● **Instruction**
Copy all the material that follows, keeping every character the same.

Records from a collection

┌────────

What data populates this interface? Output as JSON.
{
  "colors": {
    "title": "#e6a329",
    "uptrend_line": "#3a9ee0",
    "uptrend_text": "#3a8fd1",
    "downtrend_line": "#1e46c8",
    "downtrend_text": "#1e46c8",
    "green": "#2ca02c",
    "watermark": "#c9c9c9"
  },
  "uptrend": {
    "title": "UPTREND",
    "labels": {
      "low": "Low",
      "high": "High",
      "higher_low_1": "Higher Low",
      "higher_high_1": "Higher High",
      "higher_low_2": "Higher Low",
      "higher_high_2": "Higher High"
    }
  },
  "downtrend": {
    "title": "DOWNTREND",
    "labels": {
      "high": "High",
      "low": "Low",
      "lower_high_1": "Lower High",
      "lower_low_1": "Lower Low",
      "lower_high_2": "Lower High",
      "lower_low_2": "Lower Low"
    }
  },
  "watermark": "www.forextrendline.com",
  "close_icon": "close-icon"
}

└────────

● **Exercise output**
What data populates this interface? Output as JSON.
{
  "colors": {
    "title": "#e6a329",
    "uptrend_line": "#3a9ee0",
    "uptrend_text": "#3a8fd1",
    "downtrend_line": "#1e46c8",
    "downtrend_text": "#1e46c8",
    "green": "#2ca02c",
    "watermark": "#c9c9c9"
  },
  "uptrend": {
    "title": "UPTREND",
    "labels": {
      "low": "Low",
      "high": "High",
      "higher_low_1": "Higher Low",
      "higher_high_1": "Higher High",
      "higher_low_2": "Higher Low",
      "higher_high_2": "Higher High"
    }
  },
  "downtrend": {
    "title": "DOWNTREND",
    "labels": {
      "high": "High",
      "low": "Low",
      "lower_high_1": "Lower High",
      "lower_low_1": "Lower Low",
      "lower_high_2": "Lower High",
      "lower_low_2": "Lower Low"
    }
  },
  "watermark": "www.forextrendline.com",
  "close_icon": "close-icon"
}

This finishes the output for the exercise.